HOW TO COMPLETE THIS TASK: Each entry below has to be written out again exactly.

Extracted records:
_ _ _ _ _

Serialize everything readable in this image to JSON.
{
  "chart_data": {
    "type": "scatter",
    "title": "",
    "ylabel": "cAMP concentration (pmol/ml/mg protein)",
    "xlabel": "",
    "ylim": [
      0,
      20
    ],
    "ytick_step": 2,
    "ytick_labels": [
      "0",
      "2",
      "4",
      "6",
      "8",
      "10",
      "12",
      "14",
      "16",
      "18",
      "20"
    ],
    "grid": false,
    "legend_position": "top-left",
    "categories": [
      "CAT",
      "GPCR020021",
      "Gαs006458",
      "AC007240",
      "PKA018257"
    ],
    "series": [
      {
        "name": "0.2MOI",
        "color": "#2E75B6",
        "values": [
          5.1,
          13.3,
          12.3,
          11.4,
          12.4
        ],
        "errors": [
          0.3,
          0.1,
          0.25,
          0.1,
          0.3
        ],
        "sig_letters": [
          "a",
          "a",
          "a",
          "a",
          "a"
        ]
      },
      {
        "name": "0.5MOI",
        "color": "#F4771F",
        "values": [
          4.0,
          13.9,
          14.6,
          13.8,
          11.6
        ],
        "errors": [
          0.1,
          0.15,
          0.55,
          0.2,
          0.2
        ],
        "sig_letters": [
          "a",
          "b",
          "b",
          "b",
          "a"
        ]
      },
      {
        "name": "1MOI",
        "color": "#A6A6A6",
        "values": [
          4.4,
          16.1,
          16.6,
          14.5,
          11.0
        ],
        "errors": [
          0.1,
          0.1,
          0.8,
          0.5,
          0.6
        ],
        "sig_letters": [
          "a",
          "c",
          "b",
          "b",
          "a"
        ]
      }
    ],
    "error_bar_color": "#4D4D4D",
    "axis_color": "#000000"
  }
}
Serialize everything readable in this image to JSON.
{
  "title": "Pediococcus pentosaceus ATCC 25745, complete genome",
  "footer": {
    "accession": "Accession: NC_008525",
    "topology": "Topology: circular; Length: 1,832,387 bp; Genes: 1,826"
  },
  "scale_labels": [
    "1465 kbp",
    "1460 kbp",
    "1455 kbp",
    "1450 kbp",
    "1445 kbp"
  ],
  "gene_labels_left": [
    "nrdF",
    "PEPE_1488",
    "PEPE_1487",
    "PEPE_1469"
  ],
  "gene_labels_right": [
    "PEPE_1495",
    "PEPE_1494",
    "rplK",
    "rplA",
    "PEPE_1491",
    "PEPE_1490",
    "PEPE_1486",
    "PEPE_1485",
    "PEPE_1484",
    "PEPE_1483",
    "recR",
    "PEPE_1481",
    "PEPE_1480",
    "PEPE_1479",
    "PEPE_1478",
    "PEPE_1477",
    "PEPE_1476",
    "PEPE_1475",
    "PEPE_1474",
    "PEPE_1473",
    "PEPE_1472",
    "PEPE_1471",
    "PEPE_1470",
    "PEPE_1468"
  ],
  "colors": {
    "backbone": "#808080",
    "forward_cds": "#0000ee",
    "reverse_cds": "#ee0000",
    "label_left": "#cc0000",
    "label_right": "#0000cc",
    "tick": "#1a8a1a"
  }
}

_ _ _ _ _

THE ANSWER:
Serialize everything readable in this image to JSON.
{
  "chart_data": {
    "type": "scatter",
    "title": "",
    "ylabel": "cAMP concentration (pmol/ml/mg protein)",
    "xlabel": "",
    "ylim": [
      0,
      20
    ],
    "ytick_step": 2,
    "ytick_labels": [
      "0",
      "2",
      "4",
      "6",
      "8",
      "10",
      "12",
      "14",
      "16",
      "18",
      "20"
    ],
    "grid": false,
    "legend_position": "top-left",
    "categories": [
      "CAT",
      "GPCR020021",
      "Gαs006458",
      "AC007240",
      "PKA018257"
    ],
    "series": [
      {
        "name": "0.2MOI",
        "color": "#2E75B6",
        "values": [
          5.1,
          13.3,
          12.3,
          11.4,
          12.4
        ],
        "errors": [
          0.3,
          0.1,
          0.25,
          0.1,
          0.3
        ],
        "sig_letters": [
          "a",
          "a",
          "a",
          "a",
          "a"
        ]
      },
      {
        "name": "0.5MOI",
        "color": "#F4771F",
        "values": [
          4.0,
          13.9,
          14.6,
          13.8,
          11.6
        ],
        "errors": [
          0.1,
          0.15,
          0.55,
          0.2,
          0.2
        ],
        "sig_letters": [
          "a",
          "b",
          "b",
          "b",
          "a"
        ]
      },
      {
        "name": "1MOI",
        "color": "#A6A6A6",
        "values": [
          4.4,
          16.1,
          16.6,
          14.5,
          11.0
        ],
        "errors": [
          0.1,
          0.1,
          0.8,
          0.5,
          0.6
        ],
        "sig_letters": [
          "a",
          "c",
          "b",
          "b",
          "a"
        ]
      }
    ],
    "error_bar_color": "#4D4D4D",
    "axis_color": "#000000"
  }
}
Serialize everything readable in this image to JSON.
{
  "title": "Pediococcus pentosaceus ATCC 25745, complete genome",
  "footer": {
    "accession": "Accession: NC_008525",
    "topology": "Topology: circular; Length: 1,832,387 bp; Genes: 1,826"
  },
  "scale_labels": [
    "1465 kbp",
    "1460 kbp",
    "1455 kbp",
    "1450 kbp",
    "1445 kbp"
  ],
  "gene_labels_left": [
    "nrdF",
    "PEPE_1488",
    "PEPE_1487",
    "PEPE_1469"
  ],
  "gene_labels_right": [
    "PEPE_1495",
    "PEPE_1494",
    "rplK",
    "rplA",
    "PEPE_1491",
    "PEPE_1490",
    "PEPE_1486",
    "PEPE_1485",
    "PEPE_1484",
    "PEPE_1483",
    "recR",
    "PEPE_1481",
    "PEPE_1480",
    "PEPE_1479",
    "PEPE_1478",
    "PEPE_1477",
    "PEPE_1476",
    "PEPE_1475",
    "PEPE_1474",
    "PEPE_1473",
    "PEPE_1472",
    "PEPE_1471",
    "PEPE_1470",
    "PEPE_1468"
  ],
  "colors": {
    "backbone": "#808080",
    "forward_cds": "#0000ee",
    "reverse_cds": "#ee0000",
    "label_left": "#cc0000",
    "label_right": "#0000cc",
    "tick": "#1a8a1a"
  }
}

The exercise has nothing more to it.